▸ DATA
[start]

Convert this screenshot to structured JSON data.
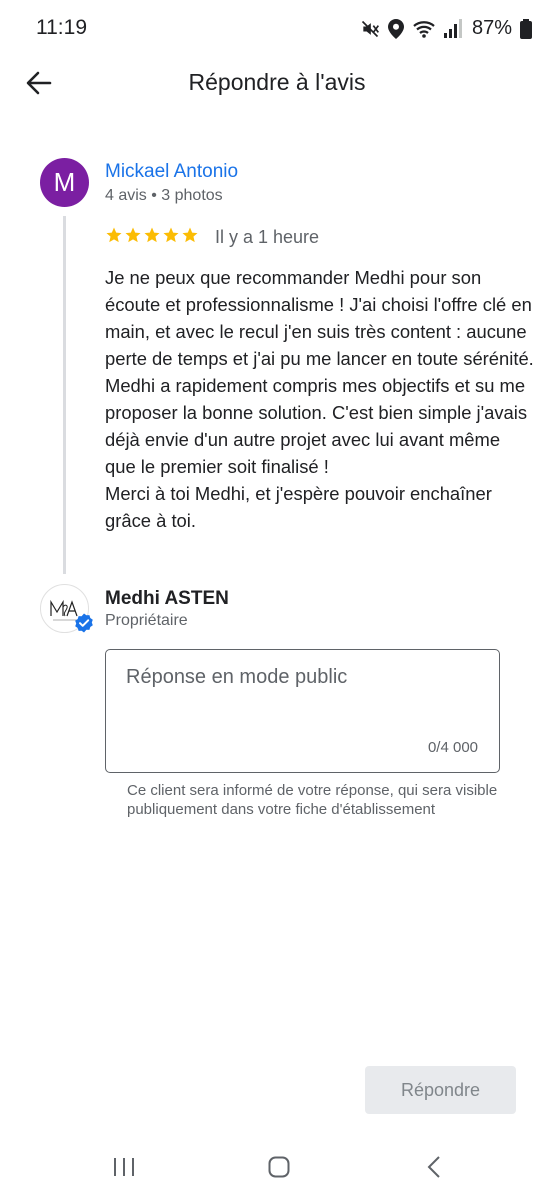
{
  "status_bar": {
    "time": "11:19",
    "battery": "87%",
    "icons": [
      "mute-icon",
      "location-icon",
      "wifi-icon",
      "signal-icon",
      "battery-icon"
    ]
  },
  "header": {
    "title": "Répondre à l'avis",
    "back_icon": "arrow-left-icon"
  },
  "review": {
    "avatar_letter": "M",
    "avatar_color": "#7b1fa2",
    "reviewer_name": "Mickael Antonio",
    "reviewer_meta": "4 avis • 3 photos",
    "rating": 5,
    "time": "Il y a 1 heure",
    "text": "Je ne peux que recommander Medhi pour son écoute et professionnalisme ! J'ai choisi l'offre clé en main, et avec le recul j'en suis très content : aucune perte de temps et j'ai pu me lancer en toute sérénité. Medhi a rapidement compris mes objectifs et su me proposer la bonne solution. C'est bien simple j'avais déjà envie d'un autre projet avec lui avant même que le premier soit finalisé !\nMerci à toi Medhi, et j'espère pouvoir enchaîner grâce à toi."
  },
  "owner": {
    "logo_text": "M&A",
    "name": "Medhi ASTEN",
    "role": "Propriétaire"
  },
  "reply": {
    "placeholder": "Réponse en mode public",
    "value": "",
    "counter": "0/4 000",
    "helper": "Ce client sera informé de votre réponse, qui sera visible publiquement dans votre fiche d'établissement"
  },
  "actions": {
    "submit_label": "Répondre"
  },
  "colors": {
    "accent_blue": "#1a73e8",
    "star": "#fbbc04",
    "verified": "#1a73e8"
  }
}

[end]

▸ TASK DESCRIPTION
Make an exact copy of all entries above, dropping the images.

▸ RESPONSE TO THIS EXERCISE
Convert this screenshot to structured JSON data.
{
  "status_bar": {
    "time": "11:19",
    "battery": "87%",
    "icons": [
      "mute-icon",
      "location-icon",
      "wifi-icon",
      "signal-icon",
      "battery-icon"
    ]
  },
  "header": {
    "title": "Répondre à l'avis",
    "back_icon": "arrow-left-icon"
  },
  "review": {
    "avatar_letter": "M",
    "avatar_color": "#7b1fa2",
    "reviewer_name": "Mickael Antonio",
    "reviewer_meta": "4 avis • 3 photos",
    "rating": 5,
    "time": "Il y a 1 heure",
    "text": "Je ne peux que recommander Medhi pour son écoute et professionnalisme ! J'ai choisi l'offre clé en main, et avec le recul j'en suis très content : aucune perte de temps et j'ai pu me lancer en toute sérénité. Medhi a rapidement compris mes objectifs et su me proposer la bonne solution. C'est bien simple j'avais déjà envie d'un autre projet avec lui avant même que le premier soit finalisé !\nMerci à toi Medhi, et j'espère pouvoir enchaîner grâce à toi."
  },
  "owner": {
    "logo_text": "M&A",
    "name": "Medhi ASTEN",
    "role": "Propriétaire"
  },
  "reply": {
    "placeholder": "Réponse en mode public",
    "value": "",
    "counter": "0/4 000",
    "helper": "Ce client sera informé de votre réponse, qui sera visible publiquement dans votre fiche d'établissement"
  },
  "actions": {
    "submit_label": "Répondre"
  },
  "colors": {
    "accent_blue": "#1a73e8",
    "star": "#fbbc04",
    "verified": "#1a73e8"
  }
}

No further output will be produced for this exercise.